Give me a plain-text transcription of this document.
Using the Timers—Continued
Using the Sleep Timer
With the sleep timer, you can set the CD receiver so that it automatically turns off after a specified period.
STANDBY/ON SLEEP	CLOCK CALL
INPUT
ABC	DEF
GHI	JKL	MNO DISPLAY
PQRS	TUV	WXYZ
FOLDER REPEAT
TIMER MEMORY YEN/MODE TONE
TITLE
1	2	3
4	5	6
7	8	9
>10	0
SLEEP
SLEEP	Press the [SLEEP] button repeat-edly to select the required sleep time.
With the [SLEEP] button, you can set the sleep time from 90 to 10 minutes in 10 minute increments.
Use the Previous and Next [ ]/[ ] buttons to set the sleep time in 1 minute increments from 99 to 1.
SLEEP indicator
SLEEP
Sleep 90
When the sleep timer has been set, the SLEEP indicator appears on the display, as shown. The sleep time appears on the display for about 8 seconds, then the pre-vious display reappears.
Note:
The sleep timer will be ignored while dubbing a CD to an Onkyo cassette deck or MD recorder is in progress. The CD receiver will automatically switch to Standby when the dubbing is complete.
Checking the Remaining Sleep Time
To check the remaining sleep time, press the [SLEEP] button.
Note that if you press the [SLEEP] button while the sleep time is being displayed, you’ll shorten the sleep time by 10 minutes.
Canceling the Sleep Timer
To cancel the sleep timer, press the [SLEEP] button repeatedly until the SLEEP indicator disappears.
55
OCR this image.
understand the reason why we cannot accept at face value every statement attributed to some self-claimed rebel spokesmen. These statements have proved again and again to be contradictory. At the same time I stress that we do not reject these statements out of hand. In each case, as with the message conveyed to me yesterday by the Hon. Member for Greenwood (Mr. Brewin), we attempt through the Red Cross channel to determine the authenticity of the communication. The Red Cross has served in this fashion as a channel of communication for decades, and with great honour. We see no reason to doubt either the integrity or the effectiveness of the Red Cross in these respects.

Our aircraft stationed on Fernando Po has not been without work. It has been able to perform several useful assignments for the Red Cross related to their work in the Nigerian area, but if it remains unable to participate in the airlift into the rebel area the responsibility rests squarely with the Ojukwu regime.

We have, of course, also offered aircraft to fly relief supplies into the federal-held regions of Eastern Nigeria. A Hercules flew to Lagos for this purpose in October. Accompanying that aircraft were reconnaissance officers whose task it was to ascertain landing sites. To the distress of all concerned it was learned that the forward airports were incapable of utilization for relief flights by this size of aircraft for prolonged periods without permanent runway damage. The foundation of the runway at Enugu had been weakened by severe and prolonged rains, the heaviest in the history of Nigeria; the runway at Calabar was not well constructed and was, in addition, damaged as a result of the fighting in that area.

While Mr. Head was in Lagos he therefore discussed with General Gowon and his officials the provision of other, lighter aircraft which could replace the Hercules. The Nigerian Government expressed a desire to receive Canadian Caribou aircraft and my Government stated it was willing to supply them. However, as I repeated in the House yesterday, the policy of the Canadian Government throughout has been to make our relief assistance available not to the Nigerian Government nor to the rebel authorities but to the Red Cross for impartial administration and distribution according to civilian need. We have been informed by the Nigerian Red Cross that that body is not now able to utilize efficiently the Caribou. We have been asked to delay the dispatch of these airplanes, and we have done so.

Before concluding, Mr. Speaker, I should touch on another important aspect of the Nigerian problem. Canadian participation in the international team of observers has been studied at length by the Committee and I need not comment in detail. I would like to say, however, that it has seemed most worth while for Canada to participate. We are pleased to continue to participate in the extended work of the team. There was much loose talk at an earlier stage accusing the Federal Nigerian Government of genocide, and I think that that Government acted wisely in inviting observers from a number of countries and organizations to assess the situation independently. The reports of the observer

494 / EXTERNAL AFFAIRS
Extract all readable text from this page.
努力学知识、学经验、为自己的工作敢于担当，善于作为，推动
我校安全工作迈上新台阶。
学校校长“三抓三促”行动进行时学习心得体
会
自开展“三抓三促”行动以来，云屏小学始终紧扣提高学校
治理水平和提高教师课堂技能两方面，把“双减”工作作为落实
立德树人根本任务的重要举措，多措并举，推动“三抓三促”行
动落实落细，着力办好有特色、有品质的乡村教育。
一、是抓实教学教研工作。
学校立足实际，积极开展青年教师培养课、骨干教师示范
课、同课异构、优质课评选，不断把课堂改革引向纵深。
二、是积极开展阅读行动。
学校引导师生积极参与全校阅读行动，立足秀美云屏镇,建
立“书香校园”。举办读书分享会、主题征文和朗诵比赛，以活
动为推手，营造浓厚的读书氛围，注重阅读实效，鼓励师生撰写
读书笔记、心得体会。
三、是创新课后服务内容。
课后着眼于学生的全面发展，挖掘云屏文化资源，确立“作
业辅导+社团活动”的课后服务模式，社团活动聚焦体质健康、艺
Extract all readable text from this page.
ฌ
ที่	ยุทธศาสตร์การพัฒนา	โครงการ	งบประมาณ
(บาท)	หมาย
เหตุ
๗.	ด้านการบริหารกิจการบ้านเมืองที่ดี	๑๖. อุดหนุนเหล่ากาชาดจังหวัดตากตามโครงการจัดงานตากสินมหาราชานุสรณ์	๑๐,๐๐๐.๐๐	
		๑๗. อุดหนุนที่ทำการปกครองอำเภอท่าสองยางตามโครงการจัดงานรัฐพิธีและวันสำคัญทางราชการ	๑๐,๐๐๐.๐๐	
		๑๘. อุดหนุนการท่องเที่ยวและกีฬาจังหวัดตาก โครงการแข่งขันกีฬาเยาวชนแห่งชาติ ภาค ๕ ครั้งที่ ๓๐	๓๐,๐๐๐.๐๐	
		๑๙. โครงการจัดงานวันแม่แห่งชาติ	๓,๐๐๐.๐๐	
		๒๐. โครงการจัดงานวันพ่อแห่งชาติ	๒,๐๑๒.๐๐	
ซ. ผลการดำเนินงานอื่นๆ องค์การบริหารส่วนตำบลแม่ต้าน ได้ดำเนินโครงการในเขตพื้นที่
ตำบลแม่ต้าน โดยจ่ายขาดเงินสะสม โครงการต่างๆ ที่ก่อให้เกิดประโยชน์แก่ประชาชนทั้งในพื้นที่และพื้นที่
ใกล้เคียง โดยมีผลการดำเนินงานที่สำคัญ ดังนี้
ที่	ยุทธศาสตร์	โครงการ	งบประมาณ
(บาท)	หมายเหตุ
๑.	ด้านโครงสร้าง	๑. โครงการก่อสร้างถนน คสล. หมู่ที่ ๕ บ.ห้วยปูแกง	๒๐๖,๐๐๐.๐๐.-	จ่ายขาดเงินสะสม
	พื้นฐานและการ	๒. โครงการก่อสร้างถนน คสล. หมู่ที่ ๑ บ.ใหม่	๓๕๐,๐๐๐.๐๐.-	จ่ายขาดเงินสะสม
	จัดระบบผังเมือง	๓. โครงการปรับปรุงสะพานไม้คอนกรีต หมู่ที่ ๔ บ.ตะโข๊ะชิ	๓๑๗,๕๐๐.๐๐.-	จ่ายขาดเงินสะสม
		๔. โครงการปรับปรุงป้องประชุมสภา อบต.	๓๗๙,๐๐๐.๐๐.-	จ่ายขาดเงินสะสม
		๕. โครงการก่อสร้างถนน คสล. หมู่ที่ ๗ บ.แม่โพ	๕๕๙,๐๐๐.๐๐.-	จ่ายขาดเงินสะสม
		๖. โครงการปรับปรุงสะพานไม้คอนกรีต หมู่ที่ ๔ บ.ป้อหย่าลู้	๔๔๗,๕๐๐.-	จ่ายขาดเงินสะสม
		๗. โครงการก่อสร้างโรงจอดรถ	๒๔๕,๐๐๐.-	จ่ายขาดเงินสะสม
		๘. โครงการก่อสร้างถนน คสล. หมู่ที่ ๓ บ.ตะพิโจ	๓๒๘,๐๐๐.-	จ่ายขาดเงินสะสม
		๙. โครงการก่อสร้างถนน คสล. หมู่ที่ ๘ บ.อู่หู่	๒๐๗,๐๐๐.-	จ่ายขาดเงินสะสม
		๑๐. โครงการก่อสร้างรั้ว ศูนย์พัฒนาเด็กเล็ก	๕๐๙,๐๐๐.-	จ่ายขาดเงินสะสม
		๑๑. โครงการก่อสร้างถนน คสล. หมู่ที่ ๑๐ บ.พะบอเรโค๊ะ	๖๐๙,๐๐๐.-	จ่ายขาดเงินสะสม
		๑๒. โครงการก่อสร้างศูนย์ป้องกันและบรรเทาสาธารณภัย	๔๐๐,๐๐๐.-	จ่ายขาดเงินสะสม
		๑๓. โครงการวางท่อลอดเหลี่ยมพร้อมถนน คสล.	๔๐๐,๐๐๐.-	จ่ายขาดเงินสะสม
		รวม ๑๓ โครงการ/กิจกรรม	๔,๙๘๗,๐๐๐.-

• [Job]: Return each line that includes "increments".

• [Worked answer]:
With the [SLEEP] button, you can set the sleep time from 90 to 10 minutes in 10 minute increments.
Use the Previous and Next [ ]/[ ] buttons to set the sleep time in 1 minute increments from 99 to 1.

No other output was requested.